### Information provided
============
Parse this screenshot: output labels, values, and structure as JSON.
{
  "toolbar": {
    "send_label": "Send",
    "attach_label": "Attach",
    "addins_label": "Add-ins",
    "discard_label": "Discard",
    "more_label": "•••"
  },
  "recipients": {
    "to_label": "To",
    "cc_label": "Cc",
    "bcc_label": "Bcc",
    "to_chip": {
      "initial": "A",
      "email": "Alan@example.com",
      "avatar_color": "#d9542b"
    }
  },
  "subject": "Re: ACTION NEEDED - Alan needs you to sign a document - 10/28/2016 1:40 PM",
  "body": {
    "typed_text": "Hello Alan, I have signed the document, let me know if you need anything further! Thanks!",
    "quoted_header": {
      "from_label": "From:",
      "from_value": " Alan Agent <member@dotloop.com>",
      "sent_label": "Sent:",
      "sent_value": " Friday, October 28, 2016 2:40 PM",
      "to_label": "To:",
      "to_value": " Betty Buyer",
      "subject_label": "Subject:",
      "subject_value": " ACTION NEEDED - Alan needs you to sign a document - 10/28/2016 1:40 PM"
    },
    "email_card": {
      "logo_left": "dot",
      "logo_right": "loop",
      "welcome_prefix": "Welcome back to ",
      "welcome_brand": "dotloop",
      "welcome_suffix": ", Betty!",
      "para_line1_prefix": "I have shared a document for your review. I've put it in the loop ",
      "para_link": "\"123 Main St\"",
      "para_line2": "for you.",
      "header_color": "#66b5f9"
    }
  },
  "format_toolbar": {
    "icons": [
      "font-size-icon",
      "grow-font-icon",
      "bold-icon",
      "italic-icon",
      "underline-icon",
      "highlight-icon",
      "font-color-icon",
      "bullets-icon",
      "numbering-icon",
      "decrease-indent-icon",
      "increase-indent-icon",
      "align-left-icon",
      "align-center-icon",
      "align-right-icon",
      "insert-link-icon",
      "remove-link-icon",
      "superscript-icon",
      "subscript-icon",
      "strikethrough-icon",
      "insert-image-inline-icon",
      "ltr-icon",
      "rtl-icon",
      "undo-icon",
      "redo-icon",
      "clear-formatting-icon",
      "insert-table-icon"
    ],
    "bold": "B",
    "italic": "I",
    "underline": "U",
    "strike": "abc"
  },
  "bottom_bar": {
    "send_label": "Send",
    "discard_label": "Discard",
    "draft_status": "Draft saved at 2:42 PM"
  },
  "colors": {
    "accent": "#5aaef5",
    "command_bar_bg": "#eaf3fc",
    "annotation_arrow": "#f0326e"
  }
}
============
### Exercise instructions
Each record must be returned exactly as it is written.

### Exercise solution
Parse this screenshot: output labels, values, and structure as JSON.
{
  "toolbar": {
    "send_label": "Send",
    "attach_label": "Attach",
    "addins_label": "Add-ins",
    "discard_label": "Discard",
    "more_label": "•••"
  },
  "recipients": {
    "to_label": "To",
    "cc_label": "Cc",
    "bcc_label": "Bcc",
    "to_chip": {
      "initial": "A",
      "email": "Alan@example.com",
      "avatar_color": "#d9542b"
    }
  },
  "subject": "Re: ACTION NEEDED - Alan needs you to sign a document - 10/28/2016 1:40 PM",
  "body": {
    "typed_text": "Hello Alan, I have signed the document, let me know if you need anything further! Thanks!",
    "quoted_header": {
      "from_label": "From:",
      "from_value": " Alan Agent <member@dotloop.com>",
      "sent_label": "Sent:",
      "sent_value": " Friday, October 28, 2016 2:40 PM",
      "to_label": "To:",
      "to_value": " Betty Buyer",
      "subject_label": "Subject:",
      "subject_value": " ACTION NEEDED - Alan needs you to sign a document - 10/28/2016 1:40 PM"
    },
    "email_card": {
      "logo_left": "dot",
      "logo_right": "loop",
      "welcome_prefix": "Welcome back to ",
      "welcome_brand": "dotloop",
      "welcome_suffix": ", Betty!",
      "para_line1_prefix": "I have shared a document for your review. I've put it in the loop ",
      "para_link": "\"123 Main St\"",
      "para_line2": "for you.",
      "header_color": "#66b5f9"
    }
  },
  "format_toolbar": {
    "icons": [
      "font-size-icon",
      "grow-font-icon",
      "bold-icon",
      "italic-icon",
      "underline-icon",
      "highlight-icon",
      "font-color-icon",
      "bullets-icon",
      "numbering-icon",
      "decrease-indent-icon",
      "increase-indent-icon",
      "align-left-icon",
      "align-center-icon",
      "align-right-icon",
      "insert-link-icon",
      "remove-link-icon",
      "superscript-icon",
      "subscript-icon",
      "strikethrough-icon",
      "insert-image-inline-icon",
      "ltr-icon",
      "rtl-icon",
      "undo-icon",
      "redo-icon",
      "clear-formatting-icon",
      "insert-table-icon"
    ],
    "bold": "B",
    "italic": "I",
    "underline": "U",
    "strike": "abc"
  },
  "bottom_bar": {
    "send_label": "Send",
    "discard_label": "Discard",
    "draft_status": "Draft saved at 2:42 PM"
  },
  "colors": {
    "accent": "#5aaef5",
    "command_bar_bg": "#eaf3fc",
    "annotation_arrow": "#f0326e"
  }
}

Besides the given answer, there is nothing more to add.